## Stated goal
All of the entries must be reproduced exactly, with no images carried over.
*** Exercise materials
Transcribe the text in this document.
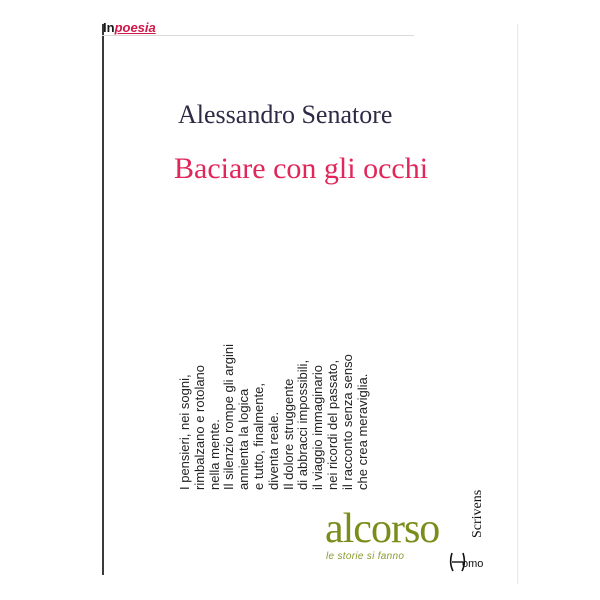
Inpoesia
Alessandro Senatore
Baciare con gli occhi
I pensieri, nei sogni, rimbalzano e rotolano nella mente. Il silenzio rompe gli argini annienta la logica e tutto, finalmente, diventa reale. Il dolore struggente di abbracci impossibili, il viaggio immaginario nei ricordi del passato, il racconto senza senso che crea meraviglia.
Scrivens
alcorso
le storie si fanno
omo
******
## Answer to the exercise
Transcribe the text in this document.
Inpoesia
Alessandro Senatore
Baciare con gli occhi
I pensieri, nei sogni, rimbalzano e rotolano nella mente. Il silenzio rompe gli argini annienta la logica e tutto, finalmente, diventa reale. Il dolore struggente di abbracci impossibili, il viaggio immaginario nei ricordi del passato, il racconto senza senso che crea meraviglia.
Scrivens
alcorso
le storie si fanno
omo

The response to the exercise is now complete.